Consigna 1
Responde según el texto sobre el alma en Aristóteles:
(a) ¿Con qué palabras define Aristóteles el Alma?
(b) ¿Qué ejemplo se da de la función de un instrumento?
(c) ¿Cuáles son las tres determinaciones de la sustancia?
Consigna 2
¿Puedes reescribir como lista breve el párrafo del texto sobre el alma en Aristóteles que empieza «Entre ellos, es el de Aristóteles», conservando sus datos principales?

Documento
___
Entre ellos, es el de Aristóteles el de mayor
importancia, porque las determinaciones que Aristóteles atribuye al ser
psíquico, de acuerdo con su concepto sobre el ser, habrían de servir, por
mucho tiempo, como modelo de buena parte de las doctrinas acerca del alma.
Según Aristóteles, el Alma es la sustancia del cuerpo. La define como
«el acto final (entelequia) y primero de un cuerpo que tiene la vida
en potencia». El Alma se halla respecto al cuerpo como el acto de la visión
respecto al órgano visual: constituye la realización de la capacidad, que es
privativa de un cuerpo orgánico. Como todo instrumento tiene su función, que
es el acto o actividad del instrumento (como, por ejemplo, la función del
hacha al cortar), de tal manera el organismo, en cuanto instrumento, tiene la
función de vivir y pensar, y el acto de esta función es el Alma (De an.,
II, 1, 412a 10). Por lo tanto, el alma no es separable del cuerpo o por lo
menos no son separables del cuerpo las partes del Alma que constituyen la
actividad de las partes del cuerpo, ya que nada impide que sean separables
las partes del Alma que no son actividad del cuerpo (Ibid., II, 2. 413
b 26). Como acto o actividad, el Alma es forma, y como forma es sustancia,
en una de las tres determinaciones de la sustancia, que puede ser forma,
materia o el compuesto de materia y forma. En efecto, la materia es potencia,
la forma es acto y todo ser animado se halla compuesto de ambas cosas; pero
en tanto el cuerpo no es el acto del Alma, el Alma es la actividad de un
cuerpo determinado, es decir, la realización de la potencia que es propia de
este cuerpo; por lo que se puede decir que no existe ni sin cuerpo ni como
cuerpo (Ibid., 414a 11).
___
Material proporcionado
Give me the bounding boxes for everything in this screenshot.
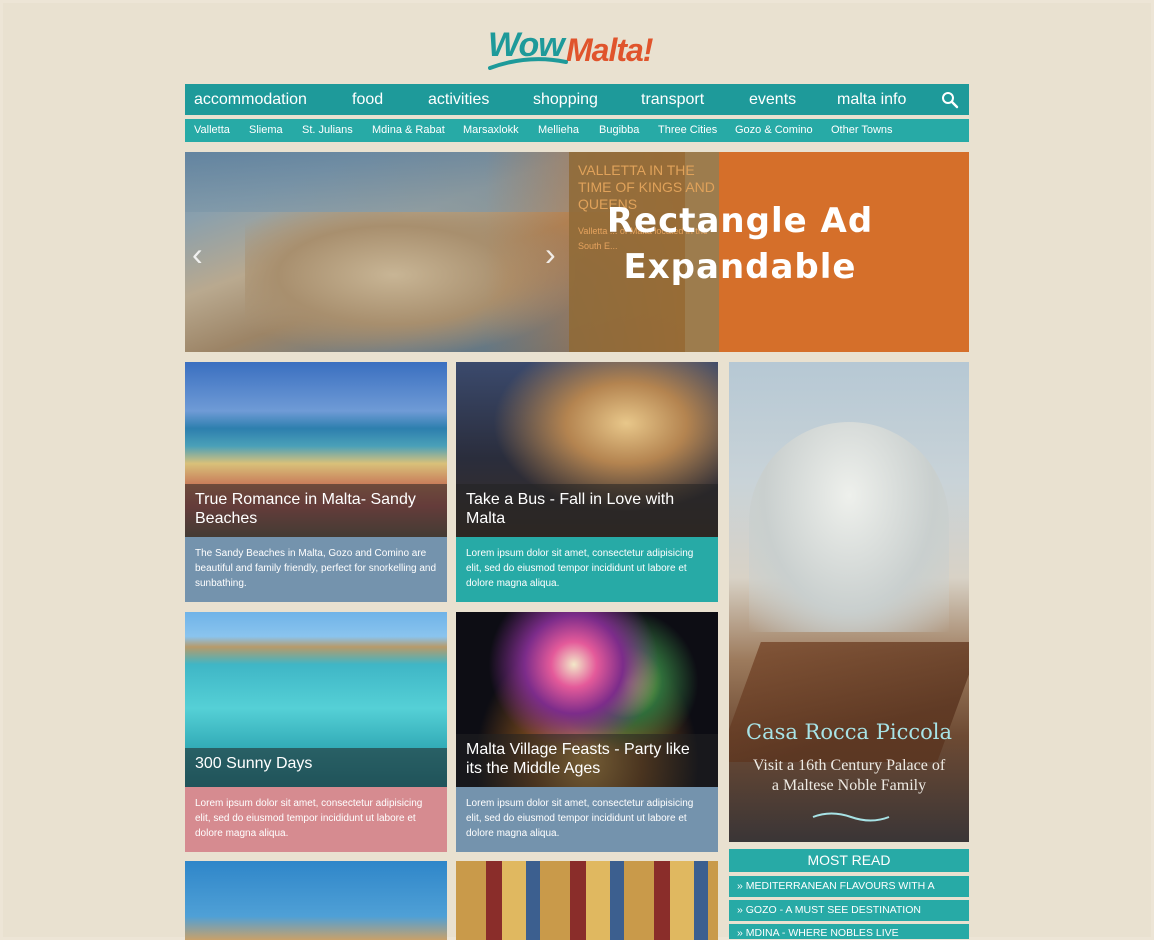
___
Respuesta escrita 1
(a) Como «el acto final (entelequia) y primero de un cuerpo que tiene la vida en potencia».
(b) La función del hacha al cortar.
(c) Forma, materia o el compuesto de materia y forma.

Respuesta escrita 2
- La doctrina de Aristóteles es la de mayor importancia: sus determinaciones del ser psíquico sirvieron por mucho tiempo como modelo de buena parte de las doctrinas sobre el alma.
- El Alma es la sustancia del cuerpo, «el acto final (entelequia) y primero de un cuerpo que tiene la vida en potencia».
- Es respecto al cuerpo lo que la visión respecto al órgano visual: la realización de una capacidad privativa de un cuerpo orgánico.
- Así como el hacha tiene la función de cortar, el organismo tiene la función de vivir y pensar, y el acto de esa función es el Alma.
- Por eso el alma no es separable del cuerpo, al menos en las partes que constituyen la actividad de las partes del cuerpo. Nada impide que sean separables las partes que no son actividad del cuerpo.
- Como acto, el Alma es forma, y como forma es sustancia, una de sus tres determinaciones: forma, materia o compuesto de ambas.
- La materia es potencia y la forma es acto, y todo ser animado se compone de ambas. El Alma no existe ni sin cuerpo ni como cuerpo.